» **Exercise instructions**
What follows is a set of records, each of which is to be written out exactly.

START Information given

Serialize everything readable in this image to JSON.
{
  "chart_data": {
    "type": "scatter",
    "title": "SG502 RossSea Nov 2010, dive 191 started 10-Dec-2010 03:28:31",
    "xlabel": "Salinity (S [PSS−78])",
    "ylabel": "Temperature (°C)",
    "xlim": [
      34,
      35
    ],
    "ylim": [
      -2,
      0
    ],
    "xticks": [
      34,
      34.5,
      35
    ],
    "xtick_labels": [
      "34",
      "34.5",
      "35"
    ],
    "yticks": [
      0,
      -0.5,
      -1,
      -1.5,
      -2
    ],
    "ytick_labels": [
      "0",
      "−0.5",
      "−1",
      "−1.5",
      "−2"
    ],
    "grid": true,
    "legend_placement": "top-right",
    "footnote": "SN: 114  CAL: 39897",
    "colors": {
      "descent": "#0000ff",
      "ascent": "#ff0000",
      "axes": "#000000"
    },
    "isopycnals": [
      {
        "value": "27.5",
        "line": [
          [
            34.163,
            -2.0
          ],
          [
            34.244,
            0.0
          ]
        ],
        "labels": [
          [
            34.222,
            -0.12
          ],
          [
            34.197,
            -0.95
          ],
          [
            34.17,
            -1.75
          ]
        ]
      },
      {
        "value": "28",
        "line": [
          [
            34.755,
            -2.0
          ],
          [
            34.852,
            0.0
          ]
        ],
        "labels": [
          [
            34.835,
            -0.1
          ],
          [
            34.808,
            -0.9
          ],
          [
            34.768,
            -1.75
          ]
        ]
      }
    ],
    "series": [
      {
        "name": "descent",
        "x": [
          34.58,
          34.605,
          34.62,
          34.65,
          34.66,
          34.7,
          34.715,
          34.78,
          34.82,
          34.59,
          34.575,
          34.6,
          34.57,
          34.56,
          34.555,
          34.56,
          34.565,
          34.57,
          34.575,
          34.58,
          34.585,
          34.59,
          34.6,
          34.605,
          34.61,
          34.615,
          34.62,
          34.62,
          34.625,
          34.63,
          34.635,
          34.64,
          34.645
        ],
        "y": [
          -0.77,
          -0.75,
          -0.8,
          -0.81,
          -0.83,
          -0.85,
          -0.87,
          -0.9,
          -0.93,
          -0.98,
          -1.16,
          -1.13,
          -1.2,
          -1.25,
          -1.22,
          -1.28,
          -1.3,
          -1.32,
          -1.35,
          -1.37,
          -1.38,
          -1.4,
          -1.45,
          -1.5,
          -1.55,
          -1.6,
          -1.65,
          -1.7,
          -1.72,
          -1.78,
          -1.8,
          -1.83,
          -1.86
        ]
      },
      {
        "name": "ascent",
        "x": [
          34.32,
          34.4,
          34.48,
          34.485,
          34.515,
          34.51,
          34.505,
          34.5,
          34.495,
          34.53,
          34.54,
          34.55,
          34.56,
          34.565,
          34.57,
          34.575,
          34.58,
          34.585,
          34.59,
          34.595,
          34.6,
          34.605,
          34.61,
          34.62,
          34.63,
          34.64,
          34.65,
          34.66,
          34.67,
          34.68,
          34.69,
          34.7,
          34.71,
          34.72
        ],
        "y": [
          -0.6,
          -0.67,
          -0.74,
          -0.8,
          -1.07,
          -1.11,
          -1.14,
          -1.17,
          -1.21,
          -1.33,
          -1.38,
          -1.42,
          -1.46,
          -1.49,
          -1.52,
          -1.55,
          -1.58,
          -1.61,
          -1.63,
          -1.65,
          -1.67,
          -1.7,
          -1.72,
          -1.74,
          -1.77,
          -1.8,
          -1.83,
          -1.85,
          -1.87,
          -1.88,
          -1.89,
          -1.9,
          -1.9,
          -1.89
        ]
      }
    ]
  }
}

END Information given

» **The output**
Serialize everything readable in this image to JSON.
{
  "chart_data": {
    "type": "scatter",
    "title": "SG502 RossSea Nov 2010, dive 191 started 10-Dec-2010 03:28:31",
    "xlabel": "Salinity (S [PSS−78])",
    "ylabel": "Temperature (°C)",
    "xlim": [
      34,
      35
    ],
    "ylim": [
      -2,
      0
    ],
    "xticks": [
      34,
      34.5,
      35
    ],
    "xtick_labels": [
      "34",
      "34.5",
      "35"
    ],
    "yticks": [
      0,
      -0.5,
      -1,
      -1.5,
      -2
    ],
    "ytick_labels": [
      "0",
      "−0.5",
      "−1",
      "−1.5",
      "−2"
    ],
    "grid": true,
    "legend_placement": "top-right",
    "footnote": "SN: 114  CAL: 39897",
    "colors": {
      "descent": "#0000ff",
      "ascent": "#ff0000",
      "axes": "#000000"
    },
    "isopycnals": [
      {
        "value": "27.5",
        "line": [
          [
            34.163,
            -2.0
          ],
          [
            34.244,
            0.0
          ]
        ],
        "labels": [
          [
            34.222,
            -0.12
          ],
          [
            34.197,
            -0.95
          ],
          [
            34.17,
            -1.75
          ]
        ]
      },
      {
        "value": "28",
        "line": [
          [
            34.755,
            -2.0
          ],
          [
            34.852,
            0.0
          ]
        ],
        "labels": [
          [
            34.835,
            -0.1
          ],
          [
            34.808,
            -0.9
          ],
          [
            34.768,
            -1.75
          ]
        ]
      }
    ],
    "series": [
      {
        "name": "descent",
        "x": [
          34.58,
          34.605,
          34.62,
          34.65,
          34.66,
          34.7,
          34.715,
          34.78,
          34.82,
          34.59,
          34.575,
          34.6,
          34.57,
          34.56,
          34.555,
          34.56,
          34.565,
          34.57,
          34.575,
          34.58,
          34.585,
          34.59,
          34.6,
          34.605,
          34.61,
          34.615,
          34.62,
          34.62,
          34.625,
          34.63,
          34.635,
          34.64,
          34.645
        ],
        "y": [
          -0.77,
          -0.75,
          -0.8,
          -0.81,
          -0.83,
          -0.85,
          -0.87,
          -0.9,
          -0.93,
          -0.98,
          -1.16,
          -1.13,
          -1.2,
          -1.25,
          -1.22,
          -1.28,
          -1.3,
          -1.32,
          -1.35,
          -1.37,
          -1.38,
          -1.4,
          -1.45,
          -1.5,
          -1.55,
          -1.6,
          -1.65,
          -1.7,
          -1.72,
          -1.78,
          -1.8,
          -1.83,
          -1.86
        ]
      },
      {
        "name": "ascent",
        "x": [
          34.32,
          34.4,
          34.48,
          34.485,
          34.515,
          34.51,
          34.505,
          34.5,
          34.495,
          34.53,
          34.54,
          34.55,
          34.56,
          34.565,
          34.57,
          34.575,
          34.58,
          34.585,
          34.59,
          34.595,
          34.6,
          34.605,
          34.61,
          34.62,
          34.63,
          34.64,
          34.65,
          34.66,
          34.67,
          34.68,
          34.69,
          34.7,
          34.71,
          34.72
        ],
        "y": [
          -0.6,
          -0.67,
          -0.74,
          -0.8,
          -1.07,
          -1.11,
          -1.14,
          -1.17,
          -1.21,
          -1.33,
          -1.38,
          -1.42,
          -1.46,
          -1.49,
          -1.52,
          -1.55,
          -1.58,
          -1.61,
          -1.63,
          -1.65,
          -1.67,
          -1.7,
          -1.72,
          -1.74,
          -1.77,
          -1.8,
          -1.83,
          -1.85,
          -1.87,
          -1.88,
          -1.89,
          -1.9,
          -1.9,
          -1.89
        ]
      }
    ]
  }
}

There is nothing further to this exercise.